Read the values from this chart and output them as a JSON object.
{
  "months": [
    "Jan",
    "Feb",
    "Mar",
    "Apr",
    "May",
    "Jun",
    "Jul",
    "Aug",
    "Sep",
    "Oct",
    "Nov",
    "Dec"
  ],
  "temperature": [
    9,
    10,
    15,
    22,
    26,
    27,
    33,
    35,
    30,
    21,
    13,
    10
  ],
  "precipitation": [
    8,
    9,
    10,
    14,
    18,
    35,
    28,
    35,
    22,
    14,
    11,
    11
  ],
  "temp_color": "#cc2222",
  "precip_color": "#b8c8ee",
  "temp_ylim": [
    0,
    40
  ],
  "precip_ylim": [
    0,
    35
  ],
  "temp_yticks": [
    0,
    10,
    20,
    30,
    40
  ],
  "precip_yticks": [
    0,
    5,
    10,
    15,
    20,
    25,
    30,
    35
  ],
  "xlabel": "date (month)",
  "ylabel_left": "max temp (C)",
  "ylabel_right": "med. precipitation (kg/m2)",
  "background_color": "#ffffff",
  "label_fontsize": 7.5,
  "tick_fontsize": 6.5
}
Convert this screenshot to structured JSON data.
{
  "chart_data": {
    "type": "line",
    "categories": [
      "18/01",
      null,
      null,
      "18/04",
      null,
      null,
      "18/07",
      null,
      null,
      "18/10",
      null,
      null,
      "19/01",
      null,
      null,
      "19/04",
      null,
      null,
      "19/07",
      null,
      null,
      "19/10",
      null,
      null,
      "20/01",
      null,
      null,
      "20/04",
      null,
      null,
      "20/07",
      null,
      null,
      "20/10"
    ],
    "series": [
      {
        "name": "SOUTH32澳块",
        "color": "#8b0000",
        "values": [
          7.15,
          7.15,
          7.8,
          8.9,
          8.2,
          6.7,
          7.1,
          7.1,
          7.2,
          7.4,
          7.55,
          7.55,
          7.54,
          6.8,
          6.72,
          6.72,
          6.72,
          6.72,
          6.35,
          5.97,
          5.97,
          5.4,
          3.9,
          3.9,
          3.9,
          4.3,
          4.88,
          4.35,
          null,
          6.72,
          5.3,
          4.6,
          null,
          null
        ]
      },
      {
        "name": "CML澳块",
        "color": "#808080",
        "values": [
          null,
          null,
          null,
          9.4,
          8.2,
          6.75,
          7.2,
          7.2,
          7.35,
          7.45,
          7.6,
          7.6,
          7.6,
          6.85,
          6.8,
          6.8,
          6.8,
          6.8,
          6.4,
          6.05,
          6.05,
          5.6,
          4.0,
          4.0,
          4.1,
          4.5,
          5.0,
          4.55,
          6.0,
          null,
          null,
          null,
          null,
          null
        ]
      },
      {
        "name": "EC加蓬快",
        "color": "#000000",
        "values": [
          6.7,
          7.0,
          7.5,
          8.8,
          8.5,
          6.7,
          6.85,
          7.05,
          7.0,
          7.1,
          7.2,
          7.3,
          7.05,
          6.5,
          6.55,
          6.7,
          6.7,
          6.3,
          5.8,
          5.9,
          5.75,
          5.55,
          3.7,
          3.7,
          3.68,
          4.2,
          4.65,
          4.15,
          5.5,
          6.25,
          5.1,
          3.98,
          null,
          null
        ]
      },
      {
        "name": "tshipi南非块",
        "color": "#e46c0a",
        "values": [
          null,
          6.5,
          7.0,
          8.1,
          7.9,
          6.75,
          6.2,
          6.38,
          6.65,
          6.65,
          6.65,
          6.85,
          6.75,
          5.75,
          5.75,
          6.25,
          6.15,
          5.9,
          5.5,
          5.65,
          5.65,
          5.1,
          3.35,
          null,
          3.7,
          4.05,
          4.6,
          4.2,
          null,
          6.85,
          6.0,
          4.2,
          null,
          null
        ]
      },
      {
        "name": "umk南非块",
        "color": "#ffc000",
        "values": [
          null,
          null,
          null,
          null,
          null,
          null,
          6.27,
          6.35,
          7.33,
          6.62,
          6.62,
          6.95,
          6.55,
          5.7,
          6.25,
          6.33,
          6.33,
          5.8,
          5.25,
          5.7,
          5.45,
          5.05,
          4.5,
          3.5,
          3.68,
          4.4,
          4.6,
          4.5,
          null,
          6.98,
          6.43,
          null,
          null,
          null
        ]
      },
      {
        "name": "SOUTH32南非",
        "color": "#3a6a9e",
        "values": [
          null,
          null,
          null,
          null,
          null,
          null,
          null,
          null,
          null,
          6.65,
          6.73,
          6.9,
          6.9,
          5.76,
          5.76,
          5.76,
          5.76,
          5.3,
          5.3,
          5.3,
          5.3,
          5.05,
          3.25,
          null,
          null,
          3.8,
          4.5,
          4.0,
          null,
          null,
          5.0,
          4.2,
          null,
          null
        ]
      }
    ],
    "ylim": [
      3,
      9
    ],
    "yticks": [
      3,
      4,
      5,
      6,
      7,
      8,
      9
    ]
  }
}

* **Written problem**:
Every line of the data above should be reproduced word for word.

* **The solution**:
Read the values from this chart and output them as a JSON object.
{
  "months": [
    "Jan",
    "Feb",
    "Mar",
    "Apr",
    "May",
    "Jun",
    "Jul",
    "Aug",
    "Sep",
    "Oct",
    "Nov",
    "Dec"
  ],
  "temperature": [
    9,
    10,
    15,
    22,
    26,
    27,
    33,
    35,
    30,
    21,
    13,
    10
  ],
  "precipitation": [
    8,
    9,
    10,
    14,
    18,
    35,
    28,
    35,
    22,
    14,
    11,
    11
  ],
  "temp_color": "#cc2222",
  "precip_color": "#b8c8ee",
  "temp_ylim": [
    0,
    40
  ],
  "precip_ylim": [
    0,
    35
  ],
  "temp_yticks": [
    0,
    10,
    20,
    30,
    40
  ],
  "precip_yticks": [
    0,
    5,
    10,
    15,
    20,
    25,
    30,
    35
  ],
  "xlabel": "date (month)",
  "ylabel_left": "max temp (C)",
  "ylabel_right": "med. precipitation (kg/m2)",
  "background_color": "#ffffff",
  "label_fontsize": 7.5,
  "tick_fontsize": 6.5
}
Convert this screenshot to structured JSON data.
{
  "chart_data": {
    "type": "line",
    "categories": [
      "18/01",
      null,
      null,
      "18/04",
      null,
      null,
      "18/07",
      null,
      null,
      "18/10",
      null,
      null,
      "19/01",
      null,
      null,
      "19/04",
      null,
      null,
      "19/07",
      null,
      null,
      "19/10",
      null,
      null,
      "20/01",
      null,
      null,
      "20/04",
      null,
      null,
      "20/07",
      null,
      null,
      "20/10"
    ],
    "series": [
      {
        "name": "SOUTH32澳块",
        "color": "#8b0000",
        "values": [
          7.15,
          7.15,
          7.8,
          8.9,
          8.2,
          6.7,
          7.1,
          7.1,
          7.2,
          7.4,
          7.55,
          7.55,
          7.54,
          6.8,
          6.72,
          6.72,
          6.72,
          6.72,
          6.35,
          5.97,
          5.97,
          5.4,
          3.9,
          3.9,
          3.9,
          4.3,
          4.88,
          4.35,
          null,
          6.72,
          5.3,
          4.6,
          null,
          null
        ]
      },
      {
        "name": "CML澳块",
        "color": "#808080",
        "values": [
          null,
          null,
          null,
          9.4,
          8.2,
          6.75,
          7.2,
          7.2,
          7.35,
          7.45,
          7.6,
          7.6,
          7.6,
          6.85,
          6.8,
          6.8,
          6.8,
          6.8,
          6.4,
          6.05,
          6.05,
          5.6,
          4.0,
          4.0,
          4.1,
          4.5,
          5.0,
          4.55,
          6.0,
          null,
          null,
          null,
          null,
          null
        ]
      },
      {
        "name": "EC加蓬快",
        "color": "#000000",
        "values": [
          6.7,
          7.0,
          7.5,
          8.8,
          8.5,
          6.7,
          6.85,
          7.05,
          7.0,
          7.1,
          7.2,
          7.3,
          7.05,
          6.5,
          6.55,
          6.7,
          6.7,
          6.3,
          5.8,
          5.9,
          5.75,
          5.55,
          3.7,
          3.7,
          3.68,
          4.2,
          4.65,
          4.15,
          5.5,
          6.25,
          5.1,
          3.98,
          null,
          null
        ]
      },
      {
        "name": "tshipi南非块",
        "color": "#e46c0a",
        "values": [
          null,
          6.5,
          7.0,
          8.1,
          7.9,
          6.75,
          6.2,
          6.38,
          6.65,
          6.65,
          6.65,
          6.85,
          6.75,
          5.75,
          5.75,
          6.25,
          6.15,
          5.9,
          5.5,
          5.65,
          5.65,
          5.1,
          3.35,
          null,
          3.7,
          4.05,
          4.6,
          4.2,
          null,
          6.85,
          6.0,
          4.2,
          null,
          null
        ]
      },
      {
        "name": "umk南非块",
        "color": "#ffc000",
        "values": [
          null,
          null,
          null,
          null,
          null,
          null,
          6.27,
          6.35,
          7.33,
          6.62,
          6.62,
          6.95,
          6.55,
          5.7,
          6.25,
          6.33,
          6.33,
          5.8,
          5.25,
          5.7,
          5.45,
          5.05,
          4.5,
          3.5,
          3.68,
          4.4,
          4.6,
          4.5,
          null,
          6.98,
          6.43,
          null,
          null,
          null
        ]
      },
      {
        "name": "SOUTH32南非",
        "color": "#3a6a9e",
        "values": [
          null,
          null,
          null,
          null,
          null,
          null,
          null,
          null,
          null,
          6.65,
          6.73,
          6.9,
          6.9,
          5.76,
          5.76,
          5.76,
          5.76,
          5.3,
          5.3,
          5.3,
          5.3,
          5.05,
          3.25,
          null,
          null,
          3.8,
          4.5,
          4.0,
          null,
          null,
          5.0,
          4.2,
          null,
          null
        ]
      }
    ],
    "ylim": [
      3,
      9
    ],
    "yticks": [
      3,
      4,
      5,
      6,
      7,
      8,
      9
    ]
  }
}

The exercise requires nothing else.